#### WHAT IS EXPECTED:
Go through the entries one line at a time, and gather every line that has the word "Goods".

#### INPUT:

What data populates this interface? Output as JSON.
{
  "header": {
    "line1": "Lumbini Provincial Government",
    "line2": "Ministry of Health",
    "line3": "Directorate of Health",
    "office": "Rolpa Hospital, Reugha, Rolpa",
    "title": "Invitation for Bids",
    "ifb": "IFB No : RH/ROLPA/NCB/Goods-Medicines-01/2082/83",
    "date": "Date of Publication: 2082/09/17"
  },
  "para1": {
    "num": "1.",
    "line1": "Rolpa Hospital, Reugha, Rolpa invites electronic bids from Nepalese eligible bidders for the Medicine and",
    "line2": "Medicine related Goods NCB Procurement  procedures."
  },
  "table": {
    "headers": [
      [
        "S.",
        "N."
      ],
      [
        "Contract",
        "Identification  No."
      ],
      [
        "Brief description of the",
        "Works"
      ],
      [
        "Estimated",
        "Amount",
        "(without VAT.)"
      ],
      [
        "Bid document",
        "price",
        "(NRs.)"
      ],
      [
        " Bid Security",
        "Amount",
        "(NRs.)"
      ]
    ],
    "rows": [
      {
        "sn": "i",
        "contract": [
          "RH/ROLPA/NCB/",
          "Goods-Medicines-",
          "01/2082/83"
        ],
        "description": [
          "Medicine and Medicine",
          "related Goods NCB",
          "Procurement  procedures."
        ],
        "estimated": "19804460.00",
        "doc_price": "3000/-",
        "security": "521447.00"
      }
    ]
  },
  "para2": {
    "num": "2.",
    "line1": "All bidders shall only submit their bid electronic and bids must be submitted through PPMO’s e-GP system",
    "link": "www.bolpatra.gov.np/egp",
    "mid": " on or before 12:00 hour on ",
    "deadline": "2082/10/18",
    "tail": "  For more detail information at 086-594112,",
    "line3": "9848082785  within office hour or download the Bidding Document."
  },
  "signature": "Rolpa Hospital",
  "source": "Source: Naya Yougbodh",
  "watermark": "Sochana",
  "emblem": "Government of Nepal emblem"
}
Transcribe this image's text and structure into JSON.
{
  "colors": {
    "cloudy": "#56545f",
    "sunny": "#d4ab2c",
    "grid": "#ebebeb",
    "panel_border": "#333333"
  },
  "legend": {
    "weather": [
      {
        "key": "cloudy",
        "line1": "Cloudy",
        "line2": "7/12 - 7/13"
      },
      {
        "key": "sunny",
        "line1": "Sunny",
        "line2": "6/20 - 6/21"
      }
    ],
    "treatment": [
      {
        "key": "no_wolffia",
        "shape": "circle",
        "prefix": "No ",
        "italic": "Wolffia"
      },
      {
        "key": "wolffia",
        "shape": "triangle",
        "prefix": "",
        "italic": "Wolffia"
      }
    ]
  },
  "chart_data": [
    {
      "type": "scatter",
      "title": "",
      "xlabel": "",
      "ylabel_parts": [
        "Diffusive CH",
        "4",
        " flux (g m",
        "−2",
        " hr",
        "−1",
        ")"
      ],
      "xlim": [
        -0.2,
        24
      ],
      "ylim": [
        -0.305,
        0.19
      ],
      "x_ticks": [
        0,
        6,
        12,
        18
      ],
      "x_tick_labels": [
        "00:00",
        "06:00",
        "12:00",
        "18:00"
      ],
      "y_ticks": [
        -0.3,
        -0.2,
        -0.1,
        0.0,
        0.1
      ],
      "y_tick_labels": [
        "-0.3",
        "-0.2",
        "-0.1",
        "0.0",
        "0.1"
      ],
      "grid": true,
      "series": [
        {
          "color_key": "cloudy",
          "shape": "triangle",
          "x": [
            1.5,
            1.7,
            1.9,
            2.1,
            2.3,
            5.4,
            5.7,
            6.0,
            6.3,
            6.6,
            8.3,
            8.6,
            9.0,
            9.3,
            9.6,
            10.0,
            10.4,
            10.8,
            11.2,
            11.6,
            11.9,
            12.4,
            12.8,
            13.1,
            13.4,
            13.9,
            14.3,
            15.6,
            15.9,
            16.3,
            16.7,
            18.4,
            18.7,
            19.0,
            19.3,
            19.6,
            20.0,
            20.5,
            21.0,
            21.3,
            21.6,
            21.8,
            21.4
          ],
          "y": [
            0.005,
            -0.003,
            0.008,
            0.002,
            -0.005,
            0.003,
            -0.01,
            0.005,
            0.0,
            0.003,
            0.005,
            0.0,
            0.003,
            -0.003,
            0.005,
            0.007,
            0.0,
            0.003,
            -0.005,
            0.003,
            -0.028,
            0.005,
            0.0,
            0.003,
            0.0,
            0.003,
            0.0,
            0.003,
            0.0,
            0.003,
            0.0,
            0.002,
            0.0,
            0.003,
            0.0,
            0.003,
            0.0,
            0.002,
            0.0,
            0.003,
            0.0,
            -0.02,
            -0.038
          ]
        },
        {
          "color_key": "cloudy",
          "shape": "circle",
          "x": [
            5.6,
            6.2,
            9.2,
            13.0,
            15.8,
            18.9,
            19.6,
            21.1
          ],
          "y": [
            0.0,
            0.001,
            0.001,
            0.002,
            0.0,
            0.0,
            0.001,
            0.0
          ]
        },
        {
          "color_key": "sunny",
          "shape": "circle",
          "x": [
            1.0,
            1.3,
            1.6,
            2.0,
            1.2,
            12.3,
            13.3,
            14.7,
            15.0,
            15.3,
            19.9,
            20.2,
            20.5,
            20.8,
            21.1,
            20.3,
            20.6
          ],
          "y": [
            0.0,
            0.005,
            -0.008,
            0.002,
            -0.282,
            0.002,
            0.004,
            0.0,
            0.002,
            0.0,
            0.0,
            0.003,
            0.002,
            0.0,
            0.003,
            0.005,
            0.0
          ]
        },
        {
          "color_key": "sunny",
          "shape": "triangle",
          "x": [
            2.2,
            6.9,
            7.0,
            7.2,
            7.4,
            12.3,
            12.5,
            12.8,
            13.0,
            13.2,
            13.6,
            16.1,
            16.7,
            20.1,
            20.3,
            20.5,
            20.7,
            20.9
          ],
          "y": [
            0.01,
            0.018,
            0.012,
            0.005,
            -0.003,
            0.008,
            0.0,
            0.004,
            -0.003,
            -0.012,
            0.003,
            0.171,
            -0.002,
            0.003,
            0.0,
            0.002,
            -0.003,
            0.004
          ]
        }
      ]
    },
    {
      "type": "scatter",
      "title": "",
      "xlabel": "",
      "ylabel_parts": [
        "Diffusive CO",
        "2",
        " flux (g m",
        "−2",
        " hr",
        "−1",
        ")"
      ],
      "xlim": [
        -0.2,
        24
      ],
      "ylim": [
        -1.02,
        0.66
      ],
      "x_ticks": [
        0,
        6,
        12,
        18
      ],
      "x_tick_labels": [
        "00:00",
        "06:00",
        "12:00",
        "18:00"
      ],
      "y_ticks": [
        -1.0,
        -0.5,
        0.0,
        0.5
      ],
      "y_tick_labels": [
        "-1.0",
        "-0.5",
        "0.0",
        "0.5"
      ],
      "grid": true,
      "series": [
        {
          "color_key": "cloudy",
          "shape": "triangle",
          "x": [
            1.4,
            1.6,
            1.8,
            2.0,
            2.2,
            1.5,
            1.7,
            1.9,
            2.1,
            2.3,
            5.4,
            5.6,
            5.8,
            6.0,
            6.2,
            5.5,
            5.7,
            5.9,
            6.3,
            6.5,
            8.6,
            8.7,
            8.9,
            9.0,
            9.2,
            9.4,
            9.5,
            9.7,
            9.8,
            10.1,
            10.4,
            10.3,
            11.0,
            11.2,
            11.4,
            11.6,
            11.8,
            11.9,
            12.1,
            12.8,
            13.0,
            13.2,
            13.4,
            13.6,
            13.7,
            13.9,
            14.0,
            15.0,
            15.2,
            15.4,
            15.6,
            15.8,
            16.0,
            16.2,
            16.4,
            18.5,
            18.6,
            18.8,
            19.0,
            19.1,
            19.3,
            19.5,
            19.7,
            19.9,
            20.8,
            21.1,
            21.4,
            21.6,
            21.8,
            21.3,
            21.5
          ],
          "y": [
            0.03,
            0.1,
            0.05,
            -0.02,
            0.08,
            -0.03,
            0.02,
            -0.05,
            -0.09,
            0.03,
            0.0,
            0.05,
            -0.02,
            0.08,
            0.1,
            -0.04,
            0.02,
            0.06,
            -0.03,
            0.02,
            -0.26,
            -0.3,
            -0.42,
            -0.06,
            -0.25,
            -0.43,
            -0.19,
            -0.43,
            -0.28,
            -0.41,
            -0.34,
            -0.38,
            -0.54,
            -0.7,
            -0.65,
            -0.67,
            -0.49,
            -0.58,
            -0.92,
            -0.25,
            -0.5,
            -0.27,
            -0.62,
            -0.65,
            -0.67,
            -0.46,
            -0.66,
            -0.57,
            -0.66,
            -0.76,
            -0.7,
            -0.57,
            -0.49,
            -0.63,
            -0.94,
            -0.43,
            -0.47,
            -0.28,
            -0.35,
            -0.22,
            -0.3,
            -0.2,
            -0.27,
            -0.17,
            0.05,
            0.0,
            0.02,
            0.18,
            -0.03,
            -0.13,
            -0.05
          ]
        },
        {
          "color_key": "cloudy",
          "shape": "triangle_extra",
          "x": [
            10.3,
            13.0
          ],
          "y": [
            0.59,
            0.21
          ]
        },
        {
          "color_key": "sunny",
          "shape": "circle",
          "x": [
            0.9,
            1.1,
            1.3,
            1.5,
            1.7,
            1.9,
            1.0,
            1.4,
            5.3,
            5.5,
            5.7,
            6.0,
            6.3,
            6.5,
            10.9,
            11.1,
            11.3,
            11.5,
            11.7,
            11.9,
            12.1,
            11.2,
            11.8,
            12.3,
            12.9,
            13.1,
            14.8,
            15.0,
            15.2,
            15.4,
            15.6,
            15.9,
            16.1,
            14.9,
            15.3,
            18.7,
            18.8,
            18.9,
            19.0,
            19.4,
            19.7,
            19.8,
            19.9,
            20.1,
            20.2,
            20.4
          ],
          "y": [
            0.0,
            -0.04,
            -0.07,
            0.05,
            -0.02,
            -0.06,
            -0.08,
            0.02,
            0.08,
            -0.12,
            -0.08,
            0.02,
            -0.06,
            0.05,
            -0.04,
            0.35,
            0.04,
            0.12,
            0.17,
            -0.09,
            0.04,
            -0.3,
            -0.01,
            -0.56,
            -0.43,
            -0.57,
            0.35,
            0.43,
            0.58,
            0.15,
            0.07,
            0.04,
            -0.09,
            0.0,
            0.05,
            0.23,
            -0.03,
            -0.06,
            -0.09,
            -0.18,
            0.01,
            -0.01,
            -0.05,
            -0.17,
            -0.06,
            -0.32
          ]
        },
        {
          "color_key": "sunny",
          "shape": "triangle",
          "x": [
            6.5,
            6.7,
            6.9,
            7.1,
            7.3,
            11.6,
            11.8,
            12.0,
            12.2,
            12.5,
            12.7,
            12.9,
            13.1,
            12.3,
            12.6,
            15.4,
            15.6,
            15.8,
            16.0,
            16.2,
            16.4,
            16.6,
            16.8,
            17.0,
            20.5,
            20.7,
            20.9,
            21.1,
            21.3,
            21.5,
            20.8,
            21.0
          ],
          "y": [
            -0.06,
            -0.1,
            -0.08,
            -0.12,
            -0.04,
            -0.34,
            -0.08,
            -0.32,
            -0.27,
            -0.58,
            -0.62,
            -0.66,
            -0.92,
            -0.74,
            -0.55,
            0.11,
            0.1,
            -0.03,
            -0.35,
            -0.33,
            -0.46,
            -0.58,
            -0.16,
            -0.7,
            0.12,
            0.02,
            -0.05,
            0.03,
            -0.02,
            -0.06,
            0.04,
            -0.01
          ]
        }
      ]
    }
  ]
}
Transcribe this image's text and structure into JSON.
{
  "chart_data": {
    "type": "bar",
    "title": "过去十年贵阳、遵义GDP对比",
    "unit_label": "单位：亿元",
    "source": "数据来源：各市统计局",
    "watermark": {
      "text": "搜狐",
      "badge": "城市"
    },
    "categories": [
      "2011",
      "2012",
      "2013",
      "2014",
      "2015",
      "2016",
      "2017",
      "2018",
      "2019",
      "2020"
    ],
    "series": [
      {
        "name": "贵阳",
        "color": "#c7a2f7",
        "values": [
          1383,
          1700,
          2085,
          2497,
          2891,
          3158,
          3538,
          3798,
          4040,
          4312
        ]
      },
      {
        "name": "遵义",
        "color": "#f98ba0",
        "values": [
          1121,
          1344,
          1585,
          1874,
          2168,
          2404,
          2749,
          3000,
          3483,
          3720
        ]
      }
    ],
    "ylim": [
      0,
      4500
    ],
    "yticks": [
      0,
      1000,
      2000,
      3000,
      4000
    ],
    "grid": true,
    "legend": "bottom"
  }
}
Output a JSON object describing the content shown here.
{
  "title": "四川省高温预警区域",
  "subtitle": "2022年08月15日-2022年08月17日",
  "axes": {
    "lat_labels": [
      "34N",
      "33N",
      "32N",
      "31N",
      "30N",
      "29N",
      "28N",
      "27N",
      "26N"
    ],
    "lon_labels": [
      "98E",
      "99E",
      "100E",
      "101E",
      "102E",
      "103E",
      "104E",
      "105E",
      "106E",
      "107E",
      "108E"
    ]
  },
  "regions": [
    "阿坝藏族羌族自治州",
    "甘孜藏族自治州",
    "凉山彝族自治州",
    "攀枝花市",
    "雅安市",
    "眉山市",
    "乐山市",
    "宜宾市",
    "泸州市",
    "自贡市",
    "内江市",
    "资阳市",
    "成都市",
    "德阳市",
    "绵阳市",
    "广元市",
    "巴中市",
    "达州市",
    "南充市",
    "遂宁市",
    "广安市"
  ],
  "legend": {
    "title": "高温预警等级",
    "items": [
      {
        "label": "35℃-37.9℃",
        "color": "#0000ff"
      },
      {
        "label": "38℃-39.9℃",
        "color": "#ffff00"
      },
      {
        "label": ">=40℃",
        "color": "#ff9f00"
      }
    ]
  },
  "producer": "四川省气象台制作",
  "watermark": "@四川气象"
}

#### TASK RESPONSE:
    "ifb": "IFB No : RH/ROLPA/NCB/Goods-Medicines-01/2082/83",
    "line2": "Medicine related Goods NCB Procurement  procedures."
          "Goods-Medicines-",
          "related Goods NCB",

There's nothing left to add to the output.